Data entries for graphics
* START *
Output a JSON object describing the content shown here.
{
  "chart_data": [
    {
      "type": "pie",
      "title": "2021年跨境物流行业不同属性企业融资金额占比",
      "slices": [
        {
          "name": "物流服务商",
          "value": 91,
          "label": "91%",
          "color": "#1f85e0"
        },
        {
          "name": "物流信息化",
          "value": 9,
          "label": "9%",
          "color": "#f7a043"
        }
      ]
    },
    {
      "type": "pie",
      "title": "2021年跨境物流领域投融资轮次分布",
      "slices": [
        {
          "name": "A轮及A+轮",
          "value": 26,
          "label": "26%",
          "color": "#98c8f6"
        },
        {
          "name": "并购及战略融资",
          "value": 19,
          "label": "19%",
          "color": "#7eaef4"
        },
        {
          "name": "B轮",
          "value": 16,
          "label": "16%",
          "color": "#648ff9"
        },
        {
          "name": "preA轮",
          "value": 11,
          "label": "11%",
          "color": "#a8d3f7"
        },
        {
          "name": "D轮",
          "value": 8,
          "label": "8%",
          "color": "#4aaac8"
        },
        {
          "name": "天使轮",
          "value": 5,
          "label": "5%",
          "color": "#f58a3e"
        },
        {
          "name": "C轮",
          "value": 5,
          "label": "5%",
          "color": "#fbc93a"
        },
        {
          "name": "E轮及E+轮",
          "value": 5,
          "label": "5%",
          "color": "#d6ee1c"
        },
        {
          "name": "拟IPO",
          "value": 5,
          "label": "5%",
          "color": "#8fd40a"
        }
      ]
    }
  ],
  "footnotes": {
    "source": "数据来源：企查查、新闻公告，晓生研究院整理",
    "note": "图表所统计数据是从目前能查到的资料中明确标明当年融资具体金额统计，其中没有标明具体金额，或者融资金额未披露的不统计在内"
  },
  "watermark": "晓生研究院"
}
* END *
THE REQUEST: Extract the full listing above without altering anything.

COMPLETE OUTPUT:
Output a JSON object describing the content shown here.
{
  "chart_data": [
    {
      "type": "pie",
      "title": "2021年跨境物流行业不同属性企业融资金额占比",
      "slices": [
        {
          "name": "物流服务商",
          "value": 91,
          "label": "91%",
          "color": "#1f85e0"
        },
        {
          "name": "物流信息化",
          "value": 9,
          "label": "9%",
          "color": "#f7a043"
        }
      ]
    },
    {
      "type": "pie",
      "title": "2021年跨境物流领域投融资轮次分布",
      "slices": [
        {
          "name": "A轮及A+轮",
          "value": 26,
          "label": "26%",
          "color": "#98c8f6"
        },
        {
          "name": "并购及战略融资",
          "value": 19,
          "label": "19%",
          "color": "#7eaef4"
        },
        {
          "name": "B轮",
          "value": 16,
          "label": "16%",
          "color": "#648ff9"
        },
        {
          "name": "preA轮",
          "value": 11,
          "label": "11%",
          "color": "#a8d3f7"
        },
        {
          "name": "D轮",
          "value": 8,
          "label": "8%",
          "color": "#4aaac8"
        },
        {
          "name": "天使轮",
          "value": 5,
          "label": "5%",
          "color": "#f58a3e"
        },
        {
          "name": "C轮",
          "value": 5,
          "label": "5%",
          "color": "#fbc93a"
        },
        {
          "name": "E轮及E+轮",
          "value": 5,
          "label": "5%",
          "color": "#d6ee1c"
        },
        {
          "name": "拟IPO",
          "value": 5,
          "label": "5%",
          "color": "#8fd40a"
        }
      ]
    }
  ],
  "footnotes": {
    "source": "数据来源：企查查、新闻公告，晓生研究院整理",
    "note": "图表所统计数据是从目前能查到的资料中明确标明当年融资具体金额统计，其中没有标明具体金额，或者融资金额未披露的不统计在内"
  },
  "watermark": "晓生研究院"
}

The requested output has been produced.